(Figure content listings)
★ ★ ★ ★
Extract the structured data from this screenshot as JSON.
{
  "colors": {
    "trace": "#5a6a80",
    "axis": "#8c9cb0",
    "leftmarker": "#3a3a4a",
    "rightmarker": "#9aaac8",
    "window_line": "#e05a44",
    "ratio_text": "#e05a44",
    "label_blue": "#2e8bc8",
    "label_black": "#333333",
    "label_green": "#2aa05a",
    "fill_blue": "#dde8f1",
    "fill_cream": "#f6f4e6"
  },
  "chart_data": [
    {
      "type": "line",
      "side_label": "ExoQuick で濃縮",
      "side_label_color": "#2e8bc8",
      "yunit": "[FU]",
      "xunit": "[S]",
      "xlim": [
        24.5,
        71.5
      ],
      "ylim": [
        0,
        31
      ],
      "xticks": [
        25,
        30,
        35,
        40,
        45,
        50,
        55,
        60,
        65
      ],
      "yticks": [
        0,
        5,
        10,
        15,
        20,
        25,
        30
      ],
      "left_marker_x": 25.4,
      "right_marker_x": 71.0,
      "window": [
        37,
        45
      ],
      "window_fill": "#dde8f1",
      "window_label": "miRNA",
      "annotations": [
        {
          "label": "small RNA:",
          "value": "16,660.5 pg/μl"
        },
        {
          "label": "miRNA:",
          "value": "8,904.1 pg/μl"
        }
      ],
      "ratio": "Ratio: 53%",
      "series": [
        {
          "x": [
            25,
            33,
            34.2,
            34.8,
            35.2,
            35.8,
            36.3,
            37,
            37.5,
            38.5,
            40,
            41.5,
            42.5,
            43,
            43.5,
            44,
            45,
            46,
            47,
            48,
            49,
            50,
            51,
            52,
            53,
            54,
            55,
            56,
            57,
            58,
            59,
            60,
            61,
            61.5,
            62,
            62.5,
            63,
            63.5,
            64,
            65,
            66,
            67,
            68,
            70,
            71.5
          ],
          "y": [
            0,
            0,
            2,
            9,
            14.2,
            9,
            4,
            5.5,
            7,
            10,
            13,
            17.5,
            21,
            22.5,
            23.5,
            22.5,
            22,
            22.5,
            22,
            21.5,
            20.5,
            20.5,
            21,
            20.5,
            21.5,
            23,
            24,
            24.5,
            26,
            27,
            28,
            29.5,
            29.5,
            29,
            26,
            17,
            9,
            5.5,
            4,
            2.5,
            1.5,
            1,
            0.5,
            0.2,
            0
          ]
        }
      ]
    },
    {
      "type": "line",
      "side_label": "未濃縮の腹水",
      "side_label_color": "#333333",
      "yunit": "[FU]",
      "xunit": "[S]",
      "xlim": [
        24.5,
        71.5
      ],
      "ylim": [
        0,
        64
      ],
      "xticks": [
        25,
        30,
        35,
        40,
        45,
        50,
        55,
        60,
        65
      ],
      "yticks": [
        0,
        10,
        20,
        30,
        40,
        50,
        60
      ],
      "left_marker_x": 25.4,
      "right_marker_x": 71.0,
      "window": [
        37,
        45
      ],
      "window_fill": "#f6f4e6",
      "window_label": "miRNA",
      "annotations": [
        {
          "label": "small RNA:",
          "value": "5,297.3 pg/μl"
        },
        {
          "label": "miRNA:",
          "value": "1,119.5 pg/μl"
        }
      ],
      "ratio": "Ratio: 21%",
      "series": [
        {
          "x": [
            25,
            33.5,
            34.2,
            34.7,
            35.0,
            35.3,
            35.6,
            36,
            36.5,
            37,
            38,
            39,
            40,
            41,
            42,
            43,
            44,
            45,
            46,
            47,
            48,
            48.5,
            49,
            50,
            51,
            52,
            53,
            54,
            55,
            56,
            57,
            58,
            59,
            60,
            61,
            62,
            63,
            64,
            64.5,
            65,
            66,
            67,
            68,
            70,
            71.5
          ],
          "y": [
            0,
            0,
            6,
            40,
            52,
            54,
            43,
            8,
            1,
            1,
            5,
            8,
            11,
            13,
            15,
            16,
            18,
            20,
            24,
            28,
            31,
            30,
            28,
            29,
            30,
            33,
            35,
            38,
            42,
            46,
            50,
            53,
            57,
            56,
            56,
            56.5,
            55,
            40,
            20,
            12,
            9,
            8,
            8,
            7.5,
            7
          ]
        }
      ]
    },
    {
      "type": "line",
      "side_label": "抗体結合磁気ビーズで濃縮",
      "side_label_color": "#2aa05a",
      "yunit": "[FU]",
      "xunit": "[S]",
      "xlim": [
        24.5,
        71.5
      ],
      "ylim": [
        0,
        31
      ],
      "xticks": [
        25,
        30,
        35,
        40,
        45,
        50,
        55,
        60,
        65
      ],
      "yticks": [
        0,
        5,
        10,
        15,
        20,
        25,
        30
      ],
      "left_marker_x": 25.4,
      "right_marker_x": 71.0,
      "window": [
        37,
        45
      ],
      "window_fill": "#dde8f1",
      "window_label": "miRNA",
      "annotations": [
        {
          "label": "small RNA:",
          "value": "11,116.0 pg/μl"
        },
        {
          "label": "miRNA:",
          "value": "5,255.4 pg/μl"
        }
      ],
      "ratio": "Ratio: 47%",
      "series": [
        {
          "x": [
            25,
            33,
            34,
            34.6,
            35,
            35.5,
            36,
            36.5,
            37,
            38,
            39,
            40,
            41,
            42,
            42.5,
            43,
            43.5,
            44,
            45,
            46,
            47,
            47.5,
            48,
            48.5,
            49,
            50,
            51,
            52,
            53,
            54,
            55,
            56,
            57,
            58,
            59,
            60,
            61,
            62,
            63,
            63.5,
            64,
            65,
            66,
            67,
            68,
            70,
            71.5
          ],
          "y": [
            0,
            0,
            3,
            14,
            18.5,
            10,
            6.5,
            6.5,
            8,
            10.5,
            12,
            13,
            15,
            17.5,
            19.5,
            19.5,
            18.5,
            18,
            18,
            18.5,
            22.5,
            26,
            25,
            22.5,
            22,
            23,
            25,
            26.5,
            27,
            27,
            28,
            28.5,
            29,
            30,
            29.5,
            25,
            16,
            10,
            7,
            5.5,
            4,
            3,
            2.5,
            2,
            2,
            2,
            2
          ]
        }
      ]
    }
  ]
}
★ ★ ★ ★
> Exercise:
Extract all the material, leaving every line as it is.

> Solution to the exercise:
Extract the structured data from this screenshot as JSON.
{
  "colors": {
    "trace": "#5a6a80",
    "axis": "#8c9cb0",
    "leftmarker": "#3a3a4a",
    "rightmarker": "#9aaac8",
    "window_line": "#e05a44",
    "ratio_text": "#e05a44",
    "label_blue": "#2e8bc8",
    "label_black": "#333333",
    "label_green": "#2aa05a",
    "fill_blue": "#dde8f1",
    "fill_cream": "#f6f4e6"
  },
  "chart_data": [
    {
      "type": "line",
      "side_label": "ExoQuick で濃縮",
      "side_label_color": "#2e8bc8",
      "yunit": "[FU]",
      "xunit": "[S]",
      "xlim": [
        24.5,
        71.5
      ],
      "ylim": [
        0,
        31
      ],
      "xticks": [
        25,
        30,
        35,
        40,
        45,
        50,
        55,
        60,
        65
      ],
      "yticks": [
        0,
        5,
        10,
        15,
        20,
        25,
        30
      ],
      "left_marker_x": 25.4,
      "right_marker_x": 71.0,
      "window": [
        37,
        45
      ],
      "window_fill": "#dde8f1",
      "window_label": "miRNA",
      "annotations": [
        {
          "label": "small RNA:",
          "value": "16,660.5 pg/μl"
        },
        {
          "label": "miRNA:",
          "value": "8,904.1 pg/μl"
        }
      ],
      "ratio": "Ratio: 53%",
      "series": [
        {
          "x": [
            25,
            33,
            34.2,
            34.8,
            35.2,
            35.8,
            36.3,
            37,
            37.5,
            38.5,
            40,
            41.5,
            42.5,
            43,
            43.5,
            44,
            45,
            46,
            47,
            48,
            49,
            50,
            51,
            52,
            53,
            54,
            55,
            56,
            57,
            58,
            59,
            60,
            61,
            61.5,
            62,
            62.5,
            63,
            63.5,
            64,
            65,
            66,
            67,
            68,
            70,
            71.5
          ],
          "y": [
            0,
            0,
            2,
            9,
            14.2,
            9,
            4,
            5.5,
            7,
            10,
            13,
            17.5,
            21,
            22.5,
            23.5,
            22.5,
            22,
            22.5,
            22,
            21.5,
            20.5,
            20.5,
            21,
            20.5,
            21.5,
            23,
            24,
            24.5,
            26,
            27,
            28,
            29.5,
            29.5,
            29,
            26,
            17,
            9,
            5.5,
            4,
            2.5,
            1.5,
            1,
            0.5,
            0.2,
            0
          ]
        }
      ]
    },
    {
      "type": "line",
      "side_label": "未濃縮の腹水",
      "side_label_color": "#333333",
      "yunit": "[FU]",
      "xunit": "[S]",
      "xlim": [
        24.5,
        71.5
      ],
      "ylim": [
        0,
        64
      ],
      "xticks": [
        25,
        30,
        35,
        40,
        45,
        50,
        55,
        60,
        65
      ],
      "yticks": [
        0,
        10,
        20,
        30,
        40,
        50,
        60
      ],
      "left_marker_x": 25.4,
      "right_marker_x": 71.0,
      "window": [
        37,
        45
      ],
      "window_fill": "#f6f4e6",
      "window_label": "miRNA",
      "annotations": [
        {
          "label": "small RNA:",
          "value": "5,297.3 pg/μl"
        },
        {
          "label": "miRNA:",
          "value": "1,119.5 pg/μl"
        }
      ],
      "ratio": "Ratio: 21%",
      "series": [
        {
          "x": [
            25,
            33.5,
            34.2,
            34.7,
            35.0,
            35.3,
            35.6,
            36,
            36.5,
            37,
            38,
            39,
            40,
            41,
            42,
            43,
            44,
            45,
            46,
            47,
            48,
            48.5,
            49,
            50,
            51,
            52,
            53,
            54,
            55,
            56,
            57,
            58,
            59,
            60,
            61,
            62,
            63,
            64,
            64.5,
            65,
            66,
            67,
            68,
            70,
            71.5
          ],
          "y": [
            0,
            0,
            6,
            40,
            52,
            54,
            43,
            8,
            1,
            1,
            5,
            8,
            11,
            13,
            15,
            16,
            18,
            20,
            24,
            28,
            31,
            30,
            28,
            29,
            30,
            33,
            35,
            38,
            42,
            46,
            50,
            53,
            57,
            56,
            56,
            56.5,
            55,
            40,
            20,
            12,
            9,
            8,
            8,
            7.5,
            7
          ]
        }
      ]
    },
    {
      "type": "line",
      "side_label": "抗体結合磁気ビーズで濃縮",
      "side_label_color": "#2aa05a",
      "yunit": "[FU]",
      "xunit": "[S]",
      "xlim": [
        24.5,
        71.5
      ],
      "ylim": [
        0,
        31
      ],
      "xticks": [
        25,
        30,
        35,
        40,
        45,
        50,
        55,
        60,
        65
      ],
      "yticks": [
        0,
        5,
        10,
        15,
        20,
        25,
        30
      ],
      "left_marker_x": 25.4,
      "right_marker_x": 71.0,
      "window": [
        37,
        45
      ],
      "window_fill": "#dde8f1",
      "window_label": "miRNA",
      "annotations": [
        {
          "label": "small RNA:",
          "value": "11,116.0 pg/μl"
        },
        {
          "label": "miRNA:",
          "value": "5,255.4 pg/μl"
        }
      ],
      "ratio": "Ratio: 47%",
      "series": [
        {
          "x": [
            25,
            33,
            34,
            34.6,
            35,
            35.5,
            36,
            36.5,
            37,
            38,
            39,
            40,
            41,
            42,
            42.5,
            43,
            43.5,
            44,
            45,
            46,
            47,
            47.5,
            48,
            48.5,
            49,
            50,
            51,
            52,
            53,
            54,
            55,
            56,
            57,
            58,
            59,
            60,
            61,
            62,
            63,
            63.5,
            64,
            65,
            66,
            67,
            68,
            70,
            71.5
          ],
          "y": [
            0,
            0,
            3,
            14,
            18.5,
            10,
            6.5,
            6.5,
            8,
            10.5,
            12,
            13,
            15,
            17.5,
            19.5,
            19.5,
            18.5,
            18,
            18,
            18.5,
            22.5,
            26,
            25,
            22.5,
            22,
            23,
            25,
            26.5,
            27,
            27,
            28,
            28.5,
            29,
            30,
            29.5,
            25,
            16,
            10,
            7,
            5.5,
            4,
            3,
            2.5,
            2,
            2,
            2,
            2
          ]
        }
      ]
    }
  ]
}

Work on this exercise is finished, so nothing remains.